### Exercise:
Render the sentence "Advantage is fewer reloads while shooting." from the forum thread into Spanish.

### Excerpt:
- - -

# $50 or 2 mags sigma



## blueball (Dec 24, 2009)

can`t decide which one ,kinda leaning towards the $50 rebate since the pistol came with two mags already.never owned many hand guns whats yalls opinion ,thanks


----------



## SP3 (Nov 25, 2009)

I'm getting the mags since I got the weapon cheap enough already. I have not found 16 rd mags online yet but I'd guess that for two of them shipped it'll be more than the $50 rebate.


Edit: OK, I just did a quick search and the lowest online price I found was $38 each for the 16rd 9mm mags, fyi.


----------



## unpecador (May 9, 2008)

I’d go with the mags unless I really needed the money for something else… like ammo. :mrgreen:


----------



## DevilsJohnson (Oct 21, 2007)

Definitely the mags. Go price those things.


----------



## SP3 (Nov 25, 2009)

Searched some more and we're down to $34 each + shipping. I'm sticking with the free mags. Agent should have the gun today - maybe me too!


----------



## blueball (Dec 24, 2009)

thanks fo everyones opinion still undecided but still thinbking, what would be the advantage of having more mags


----------



## Mountaingoat61 (Dec 30, 2009)

Advantage is fewer reloads while shooting. I opted for the $50 and kinda wish I had gone with the mags. Especially when I'm out with the family and we're taking turns. But I've also taught my daughter how to load a mag. just my 2cents.

- - -

Records from a data collection
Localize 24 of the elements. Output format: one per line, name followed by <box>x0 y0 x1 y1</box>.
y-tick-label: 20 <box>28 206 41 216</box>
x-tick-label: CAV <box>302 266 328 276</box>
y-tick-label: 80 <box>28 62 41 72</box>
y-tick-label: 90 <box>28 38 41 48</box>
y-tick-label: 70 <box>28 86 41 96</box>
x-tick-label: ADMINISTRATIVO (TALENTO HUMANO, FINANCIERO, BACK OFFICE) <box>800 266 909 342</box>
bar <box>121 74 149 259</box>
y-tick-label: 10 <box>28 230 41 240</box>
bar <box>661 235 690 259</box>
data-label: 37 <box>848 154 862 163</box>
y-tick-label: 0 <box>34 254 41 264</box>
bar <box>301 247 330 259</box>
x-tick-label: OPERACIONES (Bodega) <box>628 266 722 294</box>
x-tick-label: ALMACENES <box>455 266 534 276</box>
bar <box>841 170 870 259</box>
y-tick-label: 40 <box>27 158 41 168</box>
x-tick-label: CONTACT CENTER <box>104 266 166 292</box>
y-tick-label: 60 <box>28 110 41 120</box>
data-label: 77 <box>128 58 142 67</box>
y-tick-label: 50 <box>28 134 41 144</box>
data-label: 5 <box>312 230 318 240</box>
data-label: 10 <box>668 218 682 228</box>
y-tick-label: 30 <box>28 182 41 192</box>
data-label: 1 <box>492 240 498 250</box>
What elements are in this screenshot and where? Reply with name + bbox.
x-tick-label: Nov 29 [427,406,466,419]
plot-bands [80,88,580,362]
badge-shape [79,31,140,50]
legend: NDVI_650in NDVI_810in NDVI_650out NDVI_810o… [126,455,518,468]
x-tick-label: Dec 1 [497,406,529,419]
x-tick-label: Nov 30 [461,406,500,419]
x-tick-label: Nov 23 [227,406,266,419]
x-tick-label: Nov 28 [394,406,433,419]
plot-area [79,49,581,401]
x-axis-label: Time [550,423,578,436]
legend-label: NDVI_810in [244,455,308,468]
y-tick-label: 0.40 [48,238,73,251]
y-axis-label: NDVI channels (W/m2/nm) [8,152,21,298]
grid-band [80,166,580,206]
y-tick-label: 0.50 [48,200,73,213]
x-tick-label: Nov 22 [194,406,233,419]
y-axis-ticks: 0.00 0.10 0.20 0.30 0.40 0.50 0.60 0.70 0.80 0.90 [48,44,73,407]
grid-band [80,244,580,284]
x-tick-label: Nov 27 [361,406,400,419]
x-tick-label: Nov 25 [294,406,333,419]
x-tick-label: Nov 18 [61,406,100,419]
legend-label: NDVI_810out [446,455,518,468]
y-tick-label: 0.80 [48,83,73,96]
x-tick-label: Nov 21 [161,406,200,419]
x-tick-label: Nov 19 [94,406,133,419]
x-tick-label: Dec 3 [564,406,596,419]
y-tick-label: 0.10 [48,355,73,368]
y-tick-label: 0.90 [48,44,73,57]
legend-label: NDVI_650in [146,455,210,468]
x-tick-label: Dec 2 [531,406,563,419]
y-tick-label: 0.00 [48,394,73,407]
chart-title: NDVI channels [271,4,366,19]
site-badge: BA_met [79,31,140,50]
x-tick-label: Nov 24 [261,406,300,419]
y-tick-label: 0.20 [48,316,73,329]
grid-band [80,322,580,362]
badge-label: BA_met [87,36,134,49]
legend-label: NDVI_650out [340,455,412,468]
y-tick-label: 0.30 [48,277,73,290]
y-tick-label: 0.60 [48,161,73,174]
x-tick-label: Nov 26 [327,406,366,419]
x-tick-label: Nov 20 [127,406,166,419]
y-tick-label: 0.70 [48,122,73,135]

- - -

### Answer to the task:
La ventaja es que hay que recargar menos veces al disparar.